→ What is needed: Without skipping anything, write out each record below exactly.

→ Available data:
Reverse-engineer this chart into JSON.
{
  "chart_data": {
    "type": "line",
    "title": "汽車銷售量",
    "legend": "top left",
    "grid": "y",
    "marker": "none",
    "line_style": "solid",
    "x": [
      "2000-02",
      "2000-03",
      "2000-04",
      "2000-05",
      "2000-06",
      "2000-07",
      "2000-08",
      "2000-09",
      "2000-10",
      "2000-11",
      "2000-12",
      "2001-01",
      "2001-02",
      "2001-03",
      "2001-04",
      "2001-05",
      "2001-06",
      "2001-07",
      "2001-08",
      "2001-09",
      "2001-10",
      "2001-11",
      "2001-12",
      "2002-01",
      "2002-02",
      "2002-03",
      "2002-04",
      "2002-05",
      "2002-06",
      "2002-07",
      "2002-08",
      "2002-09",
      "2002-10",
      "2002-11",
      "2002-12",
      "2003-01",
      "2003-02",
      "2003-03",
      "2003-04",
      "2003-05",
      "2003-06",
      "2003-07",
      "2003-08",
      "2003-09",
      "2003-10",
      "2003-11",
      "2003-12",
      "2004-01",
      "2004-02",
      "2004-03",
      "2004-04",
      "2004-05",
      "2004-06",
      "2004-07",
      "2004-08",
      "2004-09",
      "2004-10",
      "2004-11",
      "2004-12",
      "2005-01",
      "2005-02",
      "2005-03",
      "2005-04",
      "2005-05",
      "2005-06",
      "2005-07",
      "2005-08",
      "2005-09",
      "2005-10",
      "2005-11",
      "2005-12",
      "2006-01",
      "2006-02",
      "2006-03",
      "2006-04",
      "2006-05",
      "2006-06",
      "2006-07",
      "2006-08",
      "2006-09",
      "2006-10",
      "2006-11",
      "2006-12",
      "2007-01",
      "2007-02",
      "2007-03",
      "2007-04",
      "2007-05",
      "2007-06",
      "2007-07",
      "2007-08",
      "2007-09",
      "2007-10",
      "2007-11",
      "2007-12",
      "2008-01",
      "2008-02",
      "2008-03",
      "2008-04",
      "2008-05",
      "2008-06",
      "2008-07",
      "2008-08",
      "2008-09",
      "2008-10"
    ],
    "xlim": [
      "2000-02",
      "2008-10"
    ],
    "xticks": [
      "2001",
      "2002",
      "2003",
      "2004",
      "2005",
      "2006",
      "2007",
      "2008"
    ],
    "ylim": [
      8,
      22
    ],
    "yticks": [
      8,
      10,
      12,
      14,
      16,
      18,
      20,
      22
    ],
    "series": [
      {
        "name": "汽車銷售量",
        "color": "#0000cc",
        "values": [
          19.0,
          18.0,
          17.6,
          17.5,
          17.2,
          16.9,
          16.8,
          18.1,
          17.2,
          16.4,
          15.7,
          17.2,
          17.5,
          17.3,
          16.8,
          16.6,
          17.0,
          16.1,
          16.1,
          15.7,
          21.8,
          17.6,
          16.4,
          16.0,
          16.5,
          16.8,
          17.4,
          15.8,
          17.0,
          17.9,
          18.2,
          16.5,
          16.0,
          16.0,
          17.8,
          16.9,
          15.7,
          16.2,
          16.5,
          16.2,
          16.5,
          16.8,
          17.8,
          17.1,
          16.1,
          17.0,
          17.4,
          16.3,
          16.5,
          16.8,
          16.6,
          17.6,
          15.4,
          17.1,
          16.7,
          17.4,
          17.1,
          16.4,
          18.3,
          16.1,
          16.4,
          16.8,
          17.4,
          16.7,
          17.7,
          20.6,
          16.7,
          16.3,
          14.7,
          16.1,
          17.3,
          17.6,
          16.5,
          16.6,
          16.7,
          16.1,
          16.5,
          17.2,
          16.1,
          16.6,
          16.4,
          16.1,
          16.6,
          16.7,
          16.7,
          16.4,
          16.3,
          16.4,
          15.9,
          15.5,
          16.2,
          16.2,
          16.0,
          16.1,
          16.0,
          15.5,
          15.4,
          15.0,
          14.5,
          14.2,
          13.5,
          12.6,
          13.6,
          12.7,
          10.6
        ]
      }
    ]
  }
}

→ Response to this task:
Reverse-engineer this chart into JSON.
{
  "chart_data": {
    "type": "line",
    "title": "汽車銷售量",
    "legend": "top left",
    "grid": "y",
    "marker": "none",
    "line_style": "solid",
    "x": [
      "2000-02",
      "2000-03",
      "2000-04",
      "2000-05",
      "2000-06",
      "2000-07",
      "2000-08",
      "2000-09",
      "2000-10",
      "2000-11",
      "2000-12",
      "2001-01",
      "2001-02",
      "2001-03",
      "2001-04",
      "2001-05",
      "2001-06",
      "2001-07",
      "2001-08",
      "2001-09",
      "2001-10",
      "2001-11",
      "2001-12",
      "2002-01",
      "2002-02",
      "2002-03",
      "2002-04",
      "2002-05",
      "2002-06",
      "2002-07",
      "2002-08",
      "2002-09",
      "2002-10",
      "2002-11",
      "2002-12",
      "2003-01",
      "2003-02",
      "2003-03",
      "2003-04",
      "2003-05",
      "2003-06",
      "2003-07",
      "2003-08",
      "2003-09",
      "2003-10",
      "2003-11",
      "2003-12",
      "2004-01",
      "2004-02",
      "2004-03",
      "2004-04",
      "2004-05",
      "2004-06",
      "2004-07",
      "2004-08",
      "2004-09",
      "2004-10",
      "2004-11",
      "2004-12",
      "2005-01",
      "2005-02",
      "2005-03",
      "2005-04",
      "2005-05",
      "2005-06",
      "2005-07",
      "2005-08",
      "2005-09",
      "2005-10",
      "2005-11",
      "2005-12",
      "2006-01",
      "2006-02",
      "2006-03",
      "2006-04",
      "2006-05",
      "2006-06",
      "2006-07",
      "2006-08",
      "2006-09",
      "2006-10",
      "2006-11",
      "2006-12",
      "2007-01",
      "2007-02",
      "2007-03",
      "2007-04",
      "2007-05",
      "2007-06",
      "2007-07",
      "2007-08",
      "2007-09",
      "2007-10",
      "2007-11",
      "2007-12",
      "2008-01",
      "2008-02",
      "2008-03",
      "2008-04",
      "2008-05",
      "2008-06",
      "2008-07",
      "2008-08",
      "2008-09",
      "2008-10"
    ],
    "xlim": [
      "2000-02",
      "2008-10"
    ],
    "xticks": [
      "2001",
      "2002",
      "2003",
      "2004",
      "2005",
      "2006",
      "2007",
      "2008"
    ],
    "ylim": [
      8,
      22
    ],
    "yticks": [
      8,
      10,
      12,
      14,
      16,
      18,
      20,
      22
    ],
    "series": [
      {
        "name": "汽車銷售量",
        "color": "#0000cc",
        "values": [
          19.0,
          18.0,
          17.6,
          17.5,
          17.2,
          16.9,
          16.8,
          18.1,
          17.2,
          16.4,
          15.7,
          17.2,
          17.5,
          17.3,
          16.8,
          16.6,
          17.0,
          16.1,
          16.1,
          15.7,
          21.8,
          17.6,
          16.4,
          16.0,
          16.5,
          16.8,
          17.4,
          15.8,
          17.0,
          17.9,
          18.2,
          16.5,
          16.0,
          16.0,
          17.8,
          16.9,
          15.7,
          16.2,
          16.5,
          16.2,
          16.5,
          16.8,
          17.8,
          17.1,
          16.1,
          17.0,
          17.4,
          16.3,
          16.5,
          16.8,
          16.6,
          17.6,
          15.4,
          17.1,
          16.7,
          17.4,
          17.1,
          16.4,
          18.3,
          16.1,
          16.4,
          16.8,
          17.4,
          16.7,
          17.7,
          20.6,
          16.7,
          16.3,
          14.7,
          16.1,
          17.3,
          17.6,
          16.5,
          16.6,
          16.7,
          16.1,
          16.5,
          17.2,
          16.1,
          16.6,
          16.4,
          16.1,
          16.6,
          16.7,
          16.7,
          16.4,
          16.3,
          16.4,
          15.9,
          15.5,
          16.2,
          16.2,
          16.0,
          16.1,
          16.0,
          15.5,
          15.4,
          15.0,
          14.5,
          14.2,
          13.5,
          12.6,
          13.6,
          12.7,
          10.6
        ]
      }
    ]
  }
}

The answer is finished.